Problem details:
Return every entry below verbatim, keeping each line unchanged.

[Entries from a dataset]
-*-*-

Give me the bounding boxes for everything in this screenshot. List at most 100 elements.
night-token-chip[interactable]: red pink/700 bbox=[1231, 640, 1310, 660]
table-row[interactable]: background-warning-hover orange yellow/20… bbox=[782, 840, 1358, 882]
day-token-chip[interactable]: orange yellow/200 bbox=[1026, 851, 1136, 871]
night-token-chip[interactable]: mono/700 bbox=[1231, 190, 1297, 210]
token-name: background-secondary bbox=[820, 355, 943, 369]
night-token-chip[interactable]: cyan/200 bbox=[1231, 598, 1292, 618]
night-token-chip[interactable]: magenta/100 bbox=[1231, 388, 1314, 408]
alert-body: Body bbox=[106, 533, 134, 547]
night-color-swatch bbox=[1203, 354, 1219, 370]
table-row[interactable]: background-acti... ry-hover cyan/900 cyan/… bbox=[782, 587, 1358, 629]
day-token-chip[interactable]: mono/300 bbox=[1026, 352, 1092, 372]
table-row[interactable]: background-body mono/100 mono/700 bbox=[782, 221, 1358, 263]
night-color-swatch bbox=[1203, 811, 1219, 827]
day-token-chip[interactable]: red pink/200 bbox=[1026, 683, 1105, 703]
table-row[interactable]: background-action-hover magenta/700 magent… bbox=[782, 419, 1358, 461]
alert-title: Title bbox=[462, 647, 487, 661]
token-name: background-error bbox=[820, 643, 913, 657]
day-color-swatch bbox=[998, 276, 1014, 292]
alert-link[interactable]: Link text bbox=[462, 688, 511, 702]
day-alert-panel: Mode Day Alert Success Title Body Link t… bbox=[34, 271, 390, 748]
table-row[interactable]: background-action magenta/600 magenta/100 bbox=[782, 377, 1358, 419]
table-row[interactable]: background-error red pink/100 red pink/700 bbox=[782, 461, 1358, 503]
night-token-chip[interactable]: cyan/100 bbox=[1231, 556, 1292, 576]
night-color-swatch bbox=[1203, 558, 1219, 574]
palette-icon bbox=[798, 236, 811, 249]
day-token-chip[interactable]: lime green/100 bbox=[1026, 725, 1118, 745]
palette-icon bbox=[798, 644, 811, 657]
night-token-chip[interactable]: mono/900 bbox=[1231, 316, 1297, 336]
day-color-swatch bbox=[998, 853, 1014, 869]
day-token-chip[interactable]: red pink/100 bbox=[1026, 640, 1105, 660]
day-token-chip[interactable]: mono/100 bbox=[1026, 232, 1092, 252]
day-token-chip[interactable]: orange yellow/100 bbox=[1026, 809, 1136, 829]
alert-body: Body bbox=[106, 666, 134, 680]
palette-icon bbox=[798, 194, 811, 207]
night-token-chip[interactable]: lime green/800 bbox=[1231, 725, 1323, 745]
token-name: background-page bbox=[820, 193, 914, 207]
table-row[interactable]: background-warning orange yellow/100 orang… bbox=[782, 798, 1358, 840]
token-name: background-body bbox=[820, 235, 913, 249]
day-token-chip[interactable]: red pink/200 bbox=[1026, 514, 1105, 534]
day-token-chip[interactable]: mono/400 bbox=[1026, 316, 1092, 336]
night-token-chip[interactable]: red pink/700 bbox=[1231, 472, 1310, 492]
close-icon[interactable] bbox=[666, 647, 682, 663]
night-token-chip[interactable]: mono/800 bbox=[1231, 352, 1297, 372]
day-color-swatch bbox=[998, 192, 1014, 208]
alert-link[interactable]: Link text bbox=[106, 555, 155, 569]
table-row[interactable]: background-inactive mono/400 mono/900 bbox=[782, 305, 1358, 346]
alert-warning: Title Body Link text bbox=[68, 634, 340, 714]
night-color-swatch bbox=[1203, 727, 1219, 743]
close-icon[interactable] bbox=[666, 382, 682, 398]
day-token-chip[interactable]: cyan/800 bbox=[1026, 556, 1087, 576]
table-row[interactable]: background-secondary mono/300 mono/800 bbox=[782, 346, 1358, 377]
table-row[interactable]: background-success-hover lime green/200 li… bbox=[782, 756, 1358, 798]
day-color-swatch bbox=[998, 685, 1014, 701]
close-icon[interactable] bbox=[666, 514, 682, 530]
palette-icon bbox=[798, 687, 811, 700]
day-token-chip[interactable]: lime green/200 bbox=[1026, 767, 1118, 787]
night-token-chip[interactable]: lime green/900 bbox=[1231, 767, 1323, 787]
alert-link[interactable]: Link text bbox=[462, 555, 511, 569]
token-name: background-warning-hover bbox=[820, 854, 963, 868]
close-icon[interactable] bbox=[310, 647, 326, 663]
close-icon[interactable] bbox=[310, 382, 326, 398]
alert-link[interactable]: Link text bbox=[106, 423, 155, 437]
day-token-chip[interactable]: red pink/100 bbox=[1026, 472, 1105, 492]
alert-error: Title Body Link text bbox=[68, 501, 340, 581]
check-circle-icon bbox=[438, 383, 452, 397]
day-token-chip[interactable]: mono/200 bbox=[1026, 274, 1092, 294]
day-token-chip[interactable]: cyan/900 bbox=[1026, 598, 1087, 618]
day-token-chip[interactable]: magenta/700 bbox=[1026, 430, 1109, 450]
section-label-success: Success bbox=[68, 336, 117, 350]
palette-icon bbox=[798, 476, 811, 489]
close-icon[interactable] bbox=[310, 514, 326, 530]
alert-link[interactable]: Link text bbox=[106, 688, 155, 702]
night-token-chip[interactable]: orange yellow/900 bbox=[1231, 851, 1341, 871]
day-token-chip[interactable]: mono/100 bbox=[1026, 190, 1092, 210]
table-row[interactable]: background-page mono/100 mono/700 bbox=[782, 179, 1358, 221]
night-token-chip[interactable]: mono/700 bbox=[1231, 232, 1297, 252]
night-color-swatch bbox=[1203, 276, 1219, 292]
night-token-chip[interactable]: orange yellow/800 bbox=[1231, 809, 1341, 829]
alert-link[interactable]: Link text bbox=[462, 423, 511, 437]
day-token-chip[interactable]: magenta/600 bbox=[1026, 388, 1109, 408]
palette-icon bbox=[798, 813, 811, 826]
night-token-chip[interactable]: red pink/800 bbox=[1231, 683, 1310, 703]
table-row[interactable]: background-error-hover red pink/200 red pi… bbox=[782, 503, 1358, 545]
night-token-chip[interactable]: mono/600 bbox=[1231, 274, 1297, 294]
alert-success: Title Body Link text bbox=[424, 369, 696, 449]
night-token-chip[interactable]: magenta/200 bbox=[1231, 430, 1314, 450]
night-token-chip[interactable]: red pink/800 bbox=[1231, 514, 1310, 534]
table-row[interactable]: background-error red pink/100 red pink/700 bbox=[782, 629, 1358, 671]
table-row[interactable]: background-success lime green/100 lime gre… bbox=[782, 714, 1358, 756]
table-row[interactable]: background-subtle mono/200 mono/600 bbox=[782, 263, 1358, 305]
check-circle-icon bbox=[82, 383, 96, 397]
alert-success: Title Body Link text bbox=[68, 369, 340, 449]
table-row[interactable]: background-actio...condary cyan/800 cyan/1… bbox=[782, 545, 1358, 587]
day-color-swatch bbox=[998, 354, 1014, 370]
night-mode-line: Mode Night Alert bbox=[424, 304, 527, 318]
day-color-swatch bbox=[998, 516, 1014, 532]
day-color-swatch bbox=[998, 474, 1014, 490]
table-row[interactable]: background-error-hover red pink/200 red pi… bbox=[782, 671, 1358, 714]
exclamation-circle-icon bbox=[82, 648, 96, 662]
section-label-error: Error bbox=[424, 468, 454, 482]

-*-*-

Solution to the exercise:
Give me the bounding boxes for everything in this screenshot. List at most 100 elements.
night-token-chip[interactable]: red pink/700 bbox=[1231, 640, 1310, 660]
table-row[interactable]: background-warning-hover orange yellow/20… bbox=[782, 840, 1358, 882]
day-token-chip[interactable]: orange yellow/200 bbox=[1026, 851, 1136, 871]
night-token-chip[interactable]: mono/700 bbox=[1231, 190, 1297, 210]
token-name: background-secondary bbox=[820, 355, 943, 369]
night-token-chip[interactable]: cyan/200 bbox=[1231, 598, 1292, 618]
night-token-chip[interactable]: magenta/100 bbox=[1231, 388, 1314, 408]
alert-body: Body bbox=[106, 533, 134, 547]
night-color-swatch bbox=[1203, 354, 1219, 370]
table-row[interactable]: background-acti... ry-hover cyan/900 cyan/… bbox=[782, 587, 1358, 629]
day-token-chip[interactable]: mono/300 bbox=[1026, 352, 1092, 372]
table-row[interactable]: background-body mono/100 mono/700 bbox=[782, 221, 1358, 263]
night-color-swatch bbox=[1203, 811, 1219, 827]
day-token-chip[interactable]: red pink/200 bbox=[1026, 683, 1105, 703]
table-row[interactable]: background-action-hover magenta/700 magent… bbox=[782, 419, 1358, 461]
alert-title: Title bbox=[462, 647, 487, 661]
token-name: background-error bbox=[820, 643, 913, 657]
day-color-swatch bbox=[998, 276, 1014, 292]
alert-link[interactable]: Link text bbox=[462, 688, 511, 702]
day-alert-panel: Mode Day Alert Success Title Body Link t… bbox=[34, 271, 390, 748]
table-row[interactable]: background-action magenta/600 magenta/100 bbox=[782, 377, 1358, 419]
table-row[interactable]: background-error red pink/100 red pink/700 bbox=[782, 461, 1358, 503]
night-token-chip[interactable]: cyan/100 bbox=[1231, 556, 1292, 576]
night-color-swatch bbox=[1203, 558, 1219, 574]
palette-icon bbox=[798, 236, 811, 249]
day-token-chip[interactable]: lime green/100 bbox=[1026, 725, 1118, 745]
palette-icon bbox=[798, 644, 811, 657]
night-token-chip[interactable]: mono/900 bbox=[1231, 316, 1297, 336]
day-color-swatch bbox=[998, 853, 1014, 869]
day-token-chip[interactable]: red pink/100 bbox=[1026, 640, 1105, 660]
day-token-chip[interactable]: mono/100 bbox=[1026, 232, 1092, 252]
day-token-chip[interactable]: orange yellow/100 bbox=[1026, 809, 1136, 829]
alert-body: Body bbox=[106, 666, 134, 680]
palette-icon bbox=[798, 194, 811, 207]
night-token-chip[interactable]: lime green/800 bbox=[1231, 725, 1323, 745]
token-name: background-page bbox=[820, 193, 914, 207]
table-row[interactable]: background-warning orange yellow/100 orang… bbox=[782, 798, 1358, 840]
token-name: background-body bbox=[820, 235, 913, 249]
day-token-chip[interactable]: red pink/200 bbox=[1026, 514, 1105, 534]
day-token-chip[interactable]: mono/400 bbox=[1026, 316, 1092, 336]
night-token-chip[interactable]: red pink/700 bbox=[1231, 472, 1310, 492]
close-icon[interactable] bbox=[666, 647, 682, 663]
night-token-chip[interactable]: mono/800 bbox=[1231, 352, 1297, 372]
day-color-swatch bbox=[998, 192, 1014, 208]
alert-link[interactable]: Link text bbox=[106, 555, 155, 569]
table-row[interactable]: background-inactive mono/400 mono/900 bbox=[782, 305, 1358, 346]
alert-warning: Title Body Link text bbox=[68, 634, 340, 714]
night-color-swatch bbox=[1203, 727, 1219, 743]
close-icon[interactable] bbox=[666, 382, 682, 398]
day-token-chip[interactable]: cyan/800 bbox=[1026, 556, 1087, 576]
table-row[interactable]: background-secondary mono/300 mono/800 bbox=[782, 346, 1358, 377]
table-row[interactable]: background-success-hover lime green/200 li… bbox=[782, 756, 1358, 798]
day-color-swatch bbox=[998, 685, 1014, 701]
close-icon[interactable] bbox=[666, 514, 682, 530]
palette-icon bbox=[798, 687, 811, 700]
day-token-chip[interactable]: lime green/200 bbox=[1026, 767, 1118, 787]
night-token-chip[interactable]: lime green/900 bbox=[1231, 767, 1323, 787]
alert-link[interactable]: Link text bbox=[462, 555, 511, 569]
token-name: background-warning-hover bbox=[820, 854, 963, 868]
close-icon[interactable] bbox=[310, 647, 326, 663]
close-icon[interactable] bbox=[310, 382, 326, 398]
alert-link[interactable]: Link text bbox=[106, 423, 155, 437]
day-token-chip[interactable]: red pink/100 bbox=[1026, 472, 1105, 492]
alert-error: Title Body Link text bbox=[68, 501, 340, 581]
check-circle-icon bbox=[438, 383, 452, 397]
day-token-chip[interactable]: mono/200 bbox=[1026, 274, 1092, 294]
day-token-chip[interactable]: cyan/900 bbox=[1026, 598, 1087, 618]
day-token-chip[interactable]: magenta/700 bbox=[1026, 430, 1109, 450]
section-label-success: Success bbox=[68, 336, 117, 350]
palette-icon bbox=[798, 476, 811, 489]
close-icon[interactable] bbox=[310, 514, 326, 530]
alert-link[interactable]: Link text bbox=[106, 688, 155, 702]
night-token-chip[interactable]: orange yellow/900 bbox=[1231, 851, 1341, 871]
day-token-chip[interactable]: mono/100 bbox=[1026, 190, 1092, 210]
table-row[interactable]: background-page mono/100 mono/700 bbox=[782, 179, 1358, 221]
night-token-chip[interactable]: mono/700 bbox=[1231, 232, 1297, 252]
night-color-swatch bbox=[1203, 276, 1219, 292]
night-token-chip[interactable]: orange yellow/800 bbox=[1231, 809, 1341, 829]
alert-link[interactable]: Link text bbox=[462, 423, 511, 437]
day-token-chip[interactable]: magenta/600 bbox=[1026, 388, 1109, 408]
palette-icon bbox=[798, 813, 811, 826]
night-token-chip[interactable]: red pink/800 bbox=[1231, 683, 1310, 703]
table-row[interactable]: background-error-hover red pink/200 red pi… bbox=[782, 503, 1358, 545]
night-token-chip[interactable]: mono/600 bbox=[1231, 274, 1297, 294]
alert-success: Title Body Link text bbox=[424, 369, 696, 449]
night-token-chip[interactable]: magenta/200 bbox=[1231, 430, 1314, 450]
night-token-chip[interactable]: red pink/800 bbox=[1231, 514, 1310, 534]
table-row[interactable]: background-error red pink/100 red pink/700 bbox=[782, 629, 1358, 671]
table-row[interactable]: background-success lime green/100 lime gre… bbox=[782, 714, 1358, 756]
table-row[interactable]: background-subtle mono/200 mono/600 bbox=[782, 263, 1358, 305]
check-circle-icon bbox=[82, 383, 96, 397]
alert-success: Title Body Link text bbox=[68, 369, 340, 449]
table-row[interactable]: background-actio...condary cyan/800 cyan/1… bbox=[782, 545, 1358, 587]
day-color-swatch bbox=[998, 354, 1014, 370]
night-mode-line: Mode Night Alert bbox=[424, 304, 527, 318]
day-color-swatch bbox=[998, 516, 1014, 532]
day-color-swatch bbox=[998, 474, 1014, 490]
table-row[interactable]: background-error-hover red pink/200 red pi… bbox=[782, 671, 1358, 714]
exclamation-circle-icon bbox=[82, 648, 96, 662]
section-label-error: Error bbox=[424, 468, 454, 482]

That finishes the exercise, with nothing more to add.